--- Input rows ---

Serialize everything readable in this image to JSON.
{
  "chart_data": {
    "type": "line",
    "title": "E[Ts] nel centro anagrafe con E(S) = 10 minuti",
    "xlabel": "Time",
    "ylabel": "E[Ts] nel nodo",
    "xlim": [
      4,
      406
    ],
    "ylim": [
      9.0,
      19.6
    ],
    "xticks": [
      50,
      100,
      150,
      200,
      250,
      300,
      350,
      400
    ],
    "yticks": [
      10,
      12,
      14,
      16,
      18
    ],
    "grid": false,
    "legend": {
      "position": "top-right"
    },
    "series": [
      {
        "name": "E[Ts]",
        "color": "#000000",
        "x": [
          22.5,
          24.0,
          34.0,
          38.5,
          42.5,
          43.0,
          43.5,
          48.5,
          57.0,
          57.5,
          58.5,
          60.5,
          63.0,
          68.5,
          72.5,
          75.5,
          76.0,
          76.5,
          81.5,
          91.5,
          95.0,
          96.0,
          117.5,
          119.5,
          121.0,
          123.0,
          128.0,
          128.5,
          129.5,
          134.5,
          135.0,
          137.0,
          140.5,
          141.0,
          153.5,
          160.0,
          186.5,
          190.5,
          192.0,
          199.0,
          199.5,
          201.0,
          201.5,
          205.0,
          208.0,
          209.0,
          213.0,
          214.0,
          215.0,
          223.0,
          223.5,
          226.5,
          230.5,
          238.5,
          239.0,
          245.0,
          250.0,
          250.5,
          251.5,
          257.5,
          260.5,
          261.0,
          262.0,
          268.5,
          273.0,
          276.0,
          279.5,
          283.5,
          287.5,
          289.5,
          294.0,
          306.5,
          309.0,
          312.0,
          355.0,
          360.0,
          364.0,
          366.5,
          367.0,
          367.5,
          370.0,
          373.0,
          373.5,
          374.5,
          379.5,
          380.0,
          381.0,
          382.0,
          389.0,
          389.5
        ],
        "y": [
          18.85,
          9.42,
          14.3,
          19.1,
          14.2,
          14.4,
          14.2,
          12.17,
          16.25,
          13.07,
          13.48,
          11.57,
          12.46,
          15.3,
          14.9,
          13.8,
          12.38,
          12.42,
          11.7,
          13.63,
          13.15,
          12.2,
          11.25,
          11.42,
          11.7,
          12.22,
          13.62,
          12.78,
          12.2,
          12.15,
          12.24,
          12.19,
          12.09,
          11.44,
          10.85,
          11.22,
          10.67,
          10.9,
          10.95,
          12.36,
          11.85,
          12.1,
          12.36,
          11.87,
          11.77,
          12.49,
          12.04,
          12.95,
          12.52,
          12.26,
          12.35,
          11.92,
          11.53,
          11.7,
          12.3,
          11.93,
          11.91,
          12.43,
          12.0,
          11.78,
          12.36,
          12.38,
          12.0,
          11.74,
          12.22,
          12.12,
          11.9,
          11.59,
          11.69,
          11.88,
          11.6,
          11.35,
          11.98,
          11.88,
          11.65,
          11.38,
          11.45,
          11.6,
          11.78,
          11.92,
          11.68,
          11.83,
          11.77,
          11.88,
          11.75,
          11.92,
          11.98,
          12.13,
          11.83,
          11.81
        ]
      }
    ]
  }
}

---
--- Input rows ---

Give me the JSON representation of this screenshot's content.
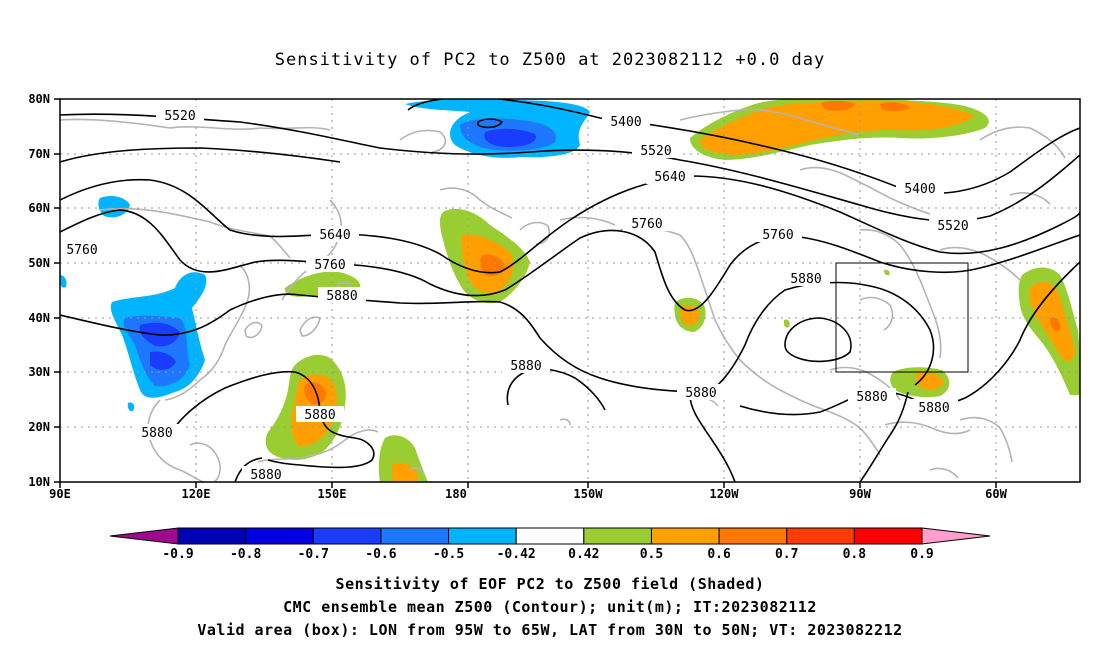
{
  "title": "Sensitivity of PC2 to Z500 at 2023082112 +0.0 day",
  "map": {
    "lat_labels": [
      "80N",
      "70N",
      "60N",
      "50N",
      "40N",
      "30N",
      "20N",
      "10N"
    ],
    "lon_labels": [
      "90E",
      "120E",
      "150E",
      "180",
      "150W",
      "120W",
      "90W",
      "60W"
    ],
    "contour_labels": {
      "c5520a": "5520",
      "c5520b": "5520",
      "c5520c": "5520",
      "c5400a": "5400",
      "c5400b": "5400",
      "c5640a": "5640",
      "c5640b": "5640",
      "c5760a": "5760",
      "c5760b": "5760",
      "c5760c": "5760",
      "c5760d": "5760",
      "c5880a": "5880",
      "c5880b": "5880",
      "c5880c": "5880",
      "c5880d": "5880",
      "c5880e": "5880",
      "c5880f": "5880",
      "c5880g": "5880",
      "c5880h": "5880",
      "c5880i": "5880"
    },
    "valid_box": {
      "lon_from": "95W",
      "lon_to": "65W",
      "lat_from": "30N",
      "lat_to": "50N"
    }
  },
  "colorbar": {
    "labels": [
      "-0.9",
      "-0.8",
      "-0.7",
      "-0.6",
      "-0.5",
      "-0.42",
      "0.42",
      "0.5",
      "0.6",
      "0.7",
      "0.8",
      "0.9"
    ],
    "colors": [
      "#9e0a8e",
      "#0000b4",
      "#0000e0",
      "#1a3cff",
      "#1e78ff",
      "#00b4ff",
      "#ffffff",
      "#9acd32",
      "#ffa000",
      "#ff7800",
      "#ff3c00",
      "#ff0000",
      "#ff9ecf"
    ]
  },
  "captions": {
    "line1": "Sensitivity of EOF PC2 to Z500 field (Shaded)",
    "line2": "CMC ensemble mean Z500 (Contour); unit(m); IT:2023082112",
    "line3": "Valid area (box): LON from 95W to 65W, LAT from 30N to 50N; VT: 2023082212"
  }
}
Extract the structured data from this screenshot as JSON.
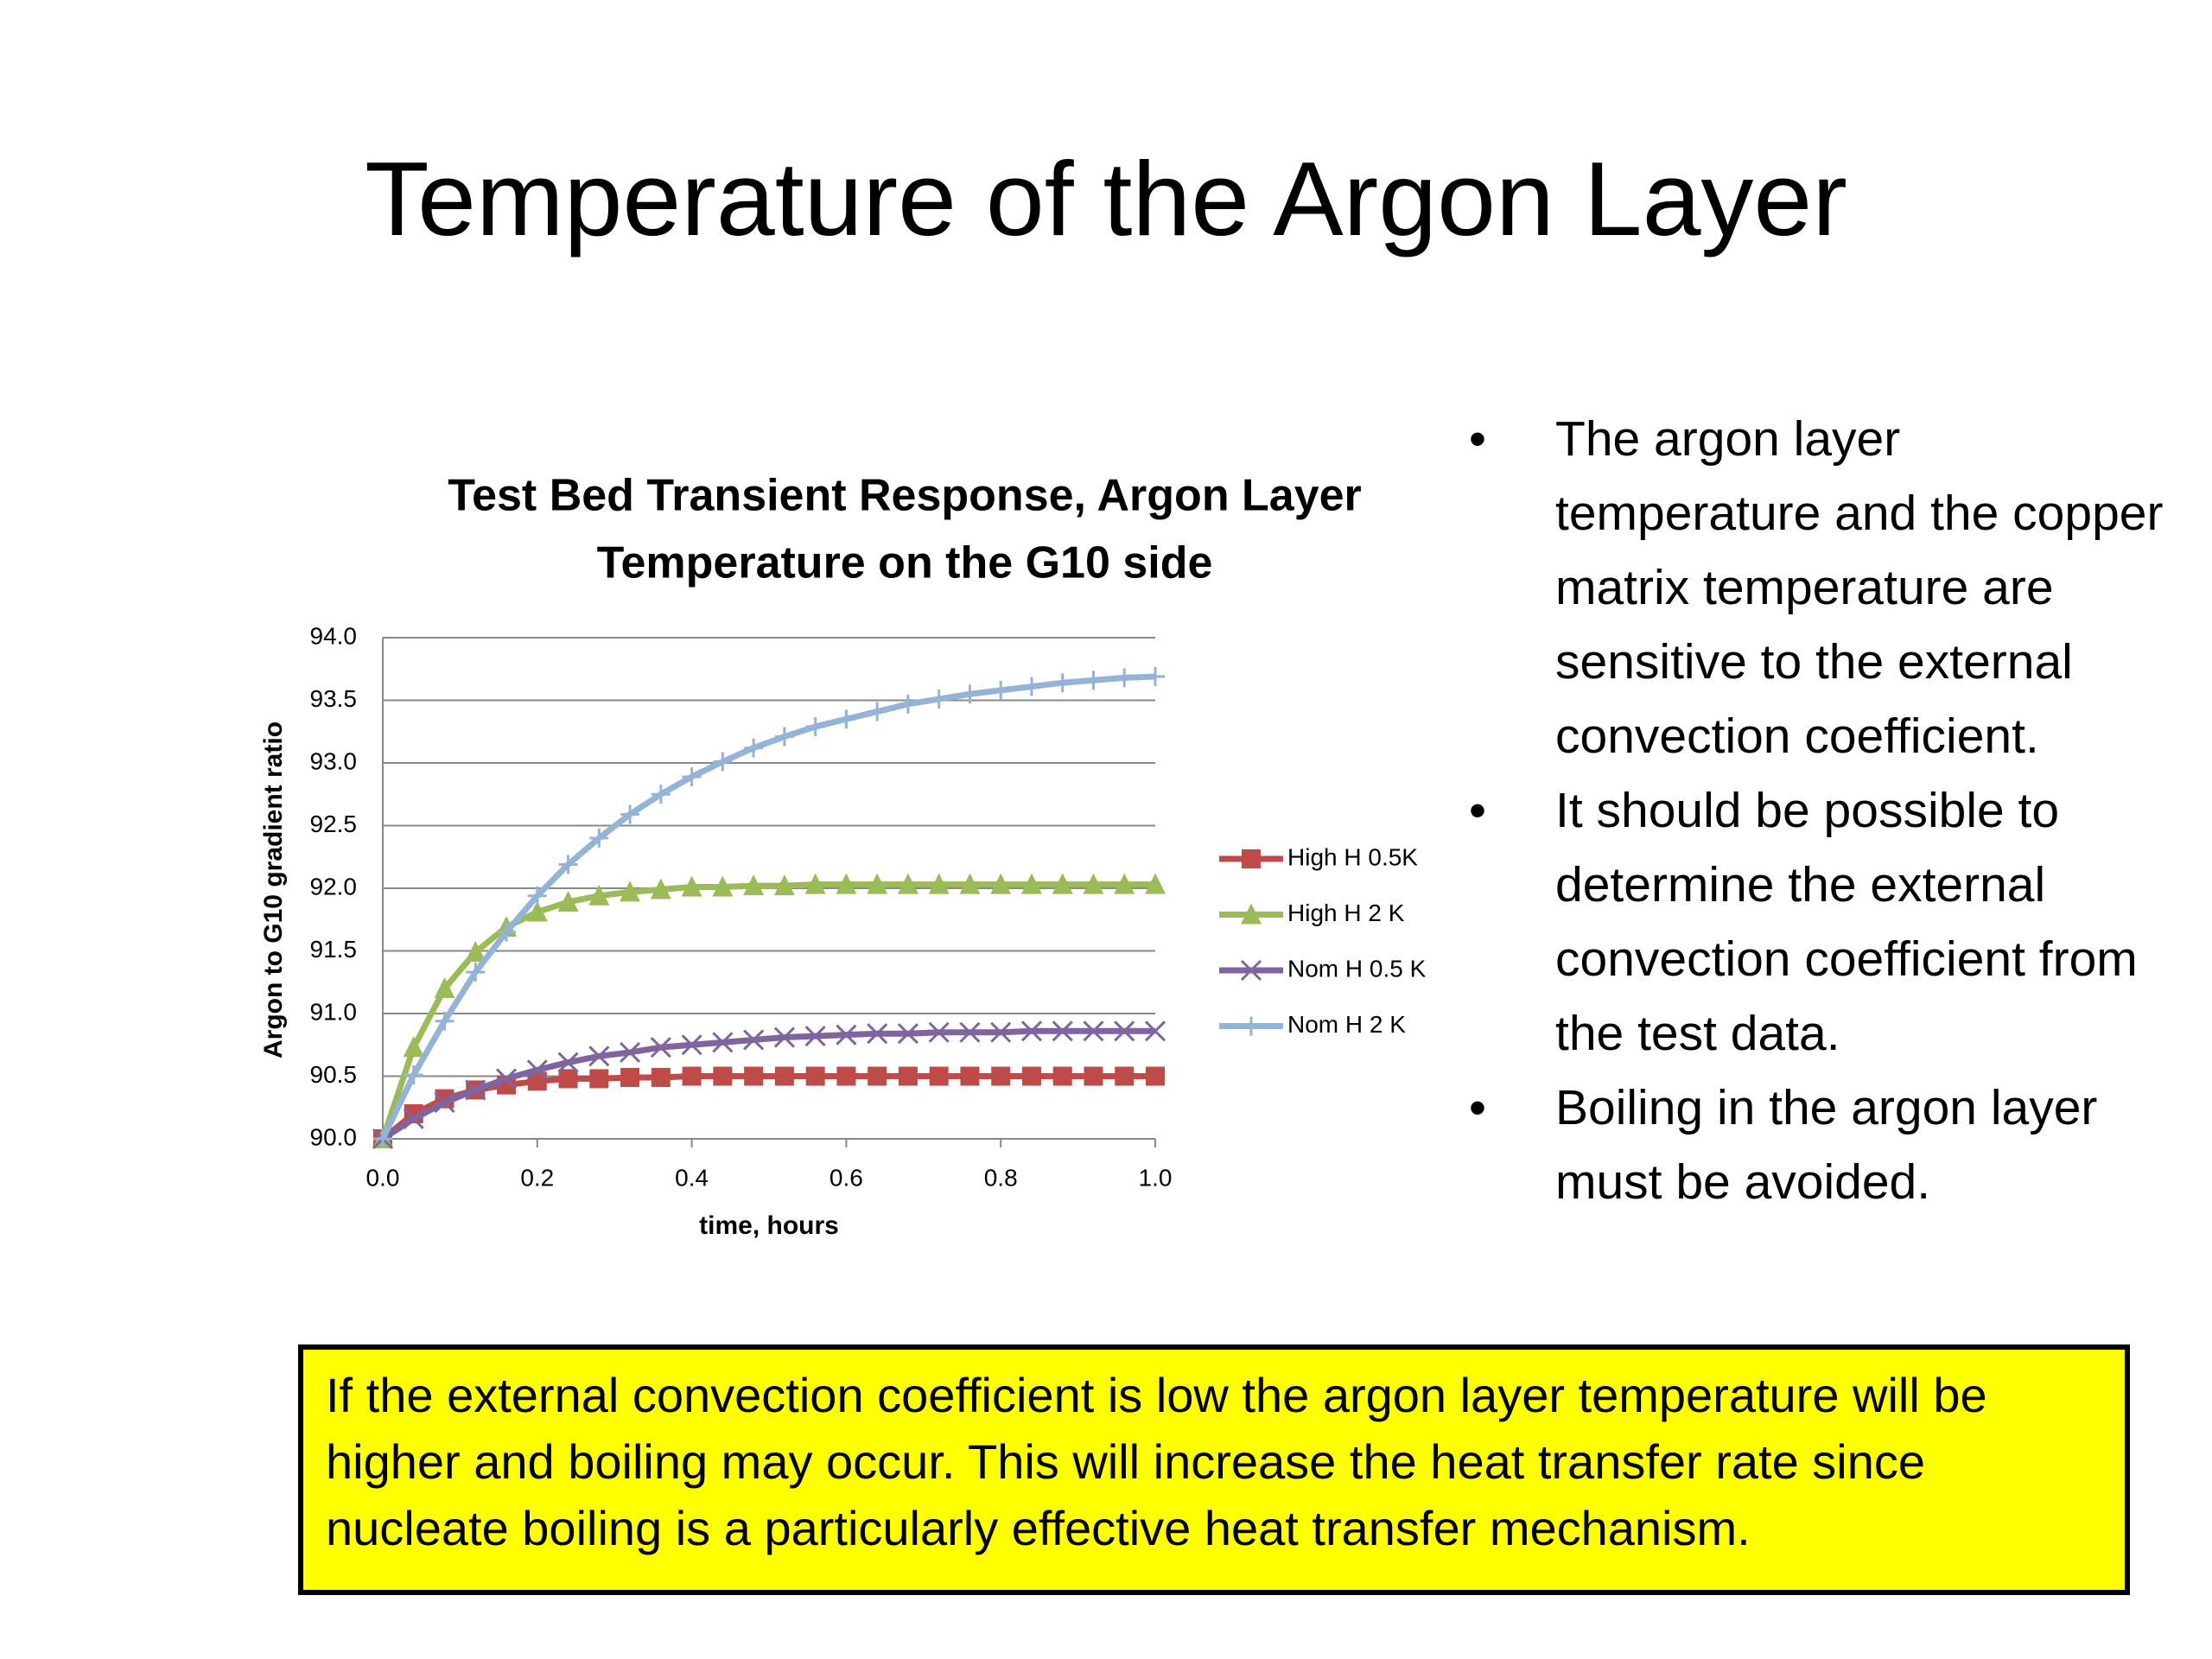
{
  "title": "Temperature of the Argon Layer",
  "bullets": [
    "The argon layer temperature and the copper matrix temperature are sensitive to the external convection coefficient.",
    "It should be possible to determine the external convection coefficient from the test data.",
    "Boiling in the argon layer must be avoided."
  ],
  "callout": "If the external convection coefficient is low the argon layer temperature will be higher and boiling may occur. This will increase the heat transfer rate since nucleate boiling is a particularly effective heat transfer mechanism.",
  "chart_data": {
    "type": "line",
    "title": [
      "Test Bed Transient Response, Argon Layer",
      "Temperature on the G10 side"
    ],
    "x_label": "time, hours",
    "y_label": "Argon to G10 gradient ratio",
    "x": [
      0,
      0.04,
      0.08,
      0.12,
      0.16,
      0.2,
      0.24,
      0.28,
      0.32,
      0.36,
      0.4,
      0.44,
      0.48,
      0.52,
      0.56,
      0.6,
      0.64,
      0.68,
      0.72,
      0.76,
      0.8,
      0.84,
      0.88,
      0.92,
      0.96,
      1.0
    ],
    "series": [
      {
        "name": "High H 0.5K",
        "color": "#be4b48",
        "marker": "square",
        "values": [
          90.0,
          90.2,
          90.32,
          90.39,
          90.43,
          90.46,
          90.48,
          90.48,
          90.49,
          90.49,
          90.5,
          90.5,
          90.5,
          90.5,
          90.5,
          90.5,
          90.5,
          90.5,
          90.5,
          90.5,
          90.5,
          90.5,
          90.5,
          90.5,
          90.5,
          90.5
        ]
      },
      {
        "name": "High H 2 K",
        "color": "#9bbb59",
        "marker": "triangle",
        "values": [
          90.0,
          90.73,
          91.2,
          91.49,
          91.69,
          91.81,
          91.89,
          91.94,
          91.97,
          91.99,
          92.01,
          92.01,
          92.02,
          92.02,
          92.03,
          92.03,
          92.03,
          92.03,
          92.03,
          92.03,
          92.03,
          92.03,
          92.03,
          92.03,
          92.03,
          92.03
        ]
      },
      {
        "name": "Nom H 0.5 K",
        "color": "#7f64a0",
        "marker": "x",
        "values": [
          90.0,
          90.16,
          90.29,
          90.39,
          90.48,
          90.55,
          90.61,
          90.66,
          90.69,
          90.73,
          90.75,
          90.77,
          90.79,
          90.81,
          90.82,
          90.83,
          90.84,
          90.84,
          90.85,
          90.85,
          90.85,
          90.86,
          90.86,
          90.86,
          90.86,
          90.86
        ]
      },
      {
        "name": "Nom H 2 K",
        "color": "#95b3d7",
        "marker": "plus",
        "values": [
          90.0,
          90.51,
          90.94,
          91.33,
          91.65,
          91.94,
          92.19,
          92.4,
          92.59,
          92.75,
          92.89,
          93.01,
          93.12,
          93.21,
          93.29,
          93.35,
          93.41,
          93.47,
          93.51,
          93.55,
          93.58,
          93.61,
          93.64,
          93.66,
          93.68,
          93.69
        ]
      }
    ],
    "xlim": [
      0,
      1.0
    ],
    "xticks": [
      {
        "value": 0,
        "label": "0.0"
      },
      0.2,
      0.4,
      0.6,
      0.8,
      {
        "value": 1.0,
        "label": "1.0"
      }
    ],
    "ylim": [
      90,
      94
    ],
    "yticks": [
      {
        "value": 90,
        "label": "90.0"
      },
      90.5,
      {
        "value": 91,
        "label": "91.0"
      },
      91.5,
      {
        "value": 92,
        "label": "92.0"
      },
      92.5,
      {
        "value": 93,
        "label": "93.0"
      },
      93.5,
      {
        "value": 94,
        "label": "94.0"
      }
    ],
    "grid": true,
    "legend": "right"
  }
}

---

Tally the lines of the material above that contain the word "JSON" and report the total alone.

3